-- start Material for this task --

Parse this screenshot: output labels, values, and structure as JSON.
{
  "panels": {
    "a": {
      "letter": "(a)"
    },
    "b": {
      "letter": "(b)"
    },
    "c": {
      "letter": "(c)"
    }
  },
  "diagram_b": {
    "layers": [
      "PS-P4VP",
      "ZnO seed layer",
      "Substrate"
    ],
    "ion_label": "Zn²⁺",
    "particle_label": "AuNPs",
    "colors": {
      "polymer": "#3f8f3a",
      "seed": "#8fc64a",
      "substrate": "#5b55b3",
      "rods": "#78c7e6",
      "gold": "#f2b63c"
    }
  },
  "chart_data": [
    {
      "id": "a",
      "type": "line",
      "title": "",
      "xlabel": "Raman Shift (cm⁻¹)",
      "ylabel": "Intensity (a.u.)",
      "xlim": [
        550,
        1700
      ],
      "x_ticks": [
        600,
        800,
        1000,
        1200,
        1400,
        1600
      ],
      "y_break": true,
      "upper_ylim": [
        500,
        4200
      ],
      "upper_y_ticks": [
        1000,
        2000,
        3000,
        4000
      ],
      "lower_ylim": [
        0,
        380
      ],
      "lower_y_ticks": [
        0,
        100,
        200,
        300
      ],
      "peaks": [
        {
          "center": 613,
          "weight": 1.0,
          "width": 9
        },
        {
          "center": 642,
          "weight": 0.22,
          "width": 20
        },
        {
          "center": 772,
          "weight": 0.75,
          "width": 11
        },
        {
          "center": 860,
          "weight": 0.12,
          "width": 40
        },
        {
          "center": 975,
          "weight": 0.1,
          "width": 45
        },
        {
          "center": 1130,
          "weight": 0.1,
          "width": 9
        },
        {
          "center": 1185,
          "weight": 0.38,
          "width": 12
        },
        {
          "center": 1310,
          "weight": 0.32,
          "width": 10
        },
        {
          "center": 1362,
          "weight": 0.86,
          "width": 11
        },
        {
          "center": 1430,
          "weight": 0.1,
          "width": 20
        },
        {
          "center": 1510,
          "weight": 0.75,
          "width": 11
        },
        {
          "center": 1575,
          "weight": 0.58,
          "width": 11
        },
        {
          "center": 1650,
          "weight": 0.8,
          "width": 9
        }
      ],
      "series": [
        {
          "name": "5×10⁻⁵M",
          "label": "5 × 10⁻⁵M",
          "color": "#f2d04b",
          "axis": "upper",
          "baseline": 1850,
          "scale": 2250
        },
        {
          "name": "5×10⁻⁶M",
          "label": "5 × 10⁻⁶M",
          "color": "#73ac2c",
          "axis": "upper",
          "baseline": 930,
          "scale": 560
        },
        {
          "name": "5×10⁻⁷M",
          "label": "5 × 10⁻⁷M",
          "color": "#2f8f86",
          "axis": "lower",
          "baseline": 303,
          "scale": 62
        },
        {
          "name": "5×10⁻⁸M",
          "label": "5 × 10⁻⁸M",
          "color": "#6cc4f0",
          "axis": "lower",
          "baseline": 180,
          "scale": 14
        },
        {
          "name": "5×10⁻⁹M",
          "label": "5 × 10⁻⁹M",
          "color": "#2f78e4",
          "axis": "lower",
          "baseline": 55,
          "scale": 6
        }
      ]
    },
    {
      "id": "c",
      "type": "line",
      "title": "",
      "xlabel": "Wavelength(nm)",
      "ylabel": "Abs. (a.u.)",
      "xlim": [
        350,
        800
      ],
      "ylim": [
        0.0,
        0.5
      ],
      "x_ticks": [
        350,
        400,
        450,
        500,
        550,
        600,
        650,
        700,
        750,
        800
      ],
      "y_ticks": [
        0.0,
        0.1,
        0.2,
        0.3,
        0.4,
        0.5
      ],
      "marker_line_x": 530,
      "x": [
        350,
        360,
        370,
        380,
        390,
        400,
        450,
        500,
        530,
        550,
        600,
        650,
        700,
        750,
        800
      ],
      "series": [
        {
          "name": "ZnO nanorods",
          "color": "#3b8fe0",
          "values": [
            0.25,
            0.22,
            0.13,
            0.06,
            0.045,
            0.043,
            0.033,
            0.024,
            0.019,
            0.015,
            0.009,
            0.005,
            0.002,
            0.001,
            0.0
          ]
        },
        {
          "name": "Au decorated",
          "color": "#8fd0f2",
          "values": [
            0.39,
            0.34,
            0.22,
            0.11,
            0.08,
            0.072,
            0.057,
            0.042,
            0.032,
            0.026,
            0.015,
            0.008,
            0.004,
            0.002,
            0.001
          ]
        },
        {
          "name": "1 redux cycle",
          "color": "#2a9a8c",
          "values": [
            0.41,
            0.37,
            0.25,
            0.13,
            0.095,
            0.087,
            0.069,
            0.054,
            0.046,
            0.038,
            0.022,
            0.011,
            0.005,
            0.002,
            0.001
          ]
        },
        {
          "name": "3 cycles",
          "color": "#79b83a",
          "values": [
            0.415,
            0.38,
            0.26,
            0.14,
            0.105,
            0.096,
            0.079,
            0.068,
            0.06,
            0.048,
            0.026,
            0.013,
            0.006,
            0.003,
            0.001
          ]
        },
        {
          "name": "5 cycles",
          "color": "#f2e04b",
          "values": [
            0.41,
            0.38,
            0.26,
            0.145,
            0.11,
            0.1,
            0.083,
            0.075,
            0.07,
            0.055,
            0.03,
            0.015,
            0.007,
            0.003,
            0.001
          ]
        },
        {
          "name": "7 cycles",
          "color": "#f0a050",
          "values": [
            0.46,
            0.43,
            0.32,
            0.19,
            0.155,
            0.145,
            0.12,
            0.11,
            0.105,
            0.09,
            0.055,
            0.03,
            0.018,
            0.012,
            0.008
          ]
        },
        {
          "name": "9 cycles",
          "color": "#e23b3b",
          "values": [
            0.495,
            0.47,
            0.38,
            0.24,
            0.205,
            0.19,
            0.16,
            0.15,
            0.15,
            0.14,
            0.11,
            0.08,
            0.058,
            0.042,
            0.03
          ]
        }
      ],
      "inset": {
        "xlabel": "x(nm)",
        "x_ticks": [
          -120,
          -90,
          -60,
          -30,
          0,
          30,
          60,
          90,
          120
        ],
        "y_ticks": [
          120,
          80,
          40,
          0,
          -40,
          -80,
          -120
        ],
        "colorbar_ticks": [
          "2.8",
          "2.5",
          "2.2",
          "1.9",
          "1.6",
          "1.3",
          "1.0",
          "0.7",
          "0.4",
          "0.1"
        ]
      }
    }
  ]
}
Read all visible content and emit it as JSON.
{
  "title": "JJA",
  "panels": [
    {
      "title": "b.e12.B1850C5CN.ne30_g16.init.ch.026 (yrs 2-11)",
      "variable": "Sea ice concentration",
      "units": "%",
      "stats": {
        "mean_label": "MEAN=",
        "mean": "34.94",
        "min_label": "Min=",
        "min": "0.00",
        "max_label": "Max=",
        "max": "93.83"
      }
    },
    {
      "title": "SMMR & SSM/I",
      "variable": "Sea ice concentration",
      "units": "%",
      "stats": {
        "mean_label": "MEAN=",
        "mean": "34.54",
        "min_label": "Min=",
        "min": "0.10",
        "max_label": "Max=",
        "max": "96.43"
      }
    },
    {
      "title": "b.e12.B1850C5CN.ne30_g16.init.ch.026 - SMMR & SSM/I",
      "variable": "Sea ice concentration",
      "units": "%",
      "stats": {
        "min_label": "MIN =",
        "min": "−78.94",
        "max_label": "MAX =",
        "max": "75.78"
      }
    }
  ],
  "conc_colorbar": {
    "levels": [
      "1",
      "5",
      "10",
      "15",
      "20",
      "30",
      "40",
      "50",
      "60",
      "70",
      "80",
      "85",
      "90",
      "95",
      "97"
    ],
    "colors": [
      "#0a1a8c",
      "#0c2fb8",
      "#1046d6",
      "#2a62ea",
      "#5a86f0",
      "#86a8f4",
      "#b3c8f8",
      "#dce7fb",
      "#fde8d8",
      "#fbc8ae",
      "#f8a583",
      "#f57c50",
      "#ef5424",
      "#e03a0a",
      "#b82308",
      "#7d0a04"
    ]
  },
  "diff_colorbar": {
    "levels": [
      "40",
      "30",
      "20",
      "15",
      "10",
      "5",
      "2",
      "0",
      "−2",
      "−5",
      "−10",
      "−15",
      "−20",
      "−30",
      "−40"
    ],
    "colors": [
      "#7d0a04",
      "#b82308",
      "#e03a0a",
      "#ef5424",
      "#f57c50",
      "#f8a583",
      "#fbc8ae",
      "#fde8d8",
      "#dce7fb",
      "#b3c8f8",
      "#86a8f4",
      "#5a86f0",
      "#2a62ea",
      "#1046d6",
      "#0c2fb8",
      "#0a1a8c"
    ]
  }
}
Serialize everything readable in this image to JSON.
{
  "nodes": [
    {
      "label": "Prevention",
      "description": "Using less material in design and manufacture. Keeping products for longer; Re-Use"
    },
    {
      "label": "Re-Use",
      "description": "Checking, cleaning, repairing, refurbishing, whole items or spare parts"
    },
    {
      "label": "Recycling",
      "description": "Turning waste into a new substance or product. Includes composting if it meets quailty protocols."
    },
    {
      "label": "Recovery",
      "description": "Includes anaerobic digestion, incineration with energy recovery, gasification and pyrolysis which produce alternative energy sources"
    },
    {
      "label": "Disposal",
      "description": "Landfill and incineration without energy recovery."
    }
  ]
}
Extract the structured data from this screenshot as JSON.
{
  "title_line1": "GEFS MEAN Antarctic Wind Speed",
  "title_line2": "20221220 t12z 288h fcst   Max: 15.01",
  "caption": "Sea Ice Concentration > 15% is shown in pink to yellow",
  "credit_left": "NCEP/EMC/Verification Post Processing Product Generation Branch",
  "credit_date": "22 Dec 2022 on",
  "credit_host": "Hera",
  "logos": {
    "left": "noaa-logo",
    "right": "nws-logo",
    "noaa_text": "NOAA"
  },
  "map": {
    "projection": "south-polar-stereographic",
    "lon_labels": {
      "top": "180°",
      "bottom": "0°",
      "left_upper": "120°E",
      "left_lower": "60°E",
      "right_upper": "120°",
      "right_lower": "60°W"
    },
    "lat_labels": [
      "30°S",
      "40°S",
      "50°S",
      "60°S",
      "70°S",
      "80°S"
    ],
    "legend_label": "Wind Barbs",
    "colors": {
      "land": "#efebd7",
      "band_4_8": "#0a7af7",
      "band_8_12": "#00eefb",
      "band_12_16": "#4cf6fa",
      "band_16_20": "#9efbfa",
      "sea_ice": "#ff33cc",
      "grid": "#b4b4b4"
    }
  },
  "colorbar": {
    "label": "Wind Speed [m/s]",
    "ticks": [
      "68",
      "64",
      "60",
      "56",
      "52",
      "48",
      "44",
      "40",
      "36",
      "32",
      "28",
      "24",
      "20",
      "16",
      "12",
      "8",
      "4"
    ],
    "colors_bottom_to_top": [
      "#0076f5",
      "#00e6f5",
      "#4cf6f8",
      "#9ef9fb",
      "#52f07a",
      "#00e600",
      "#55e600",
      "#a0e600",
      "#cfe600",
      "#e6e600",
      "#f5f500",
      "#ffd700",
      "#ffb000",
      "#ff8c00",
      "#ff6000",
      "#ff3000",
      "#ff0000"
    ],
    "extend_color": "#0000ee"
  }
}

-- end Material for this task --

Look for the word "init" in every line of the listing and copy the lines that have it.

      "title": "b.e12.B1850C5CN.ne30_g16.init.ch.026 (yrs 2-11)",
      "title": "b.e12.B1850C5CN.ne30_g16.init.ch.026 - SMMR & SSM/I",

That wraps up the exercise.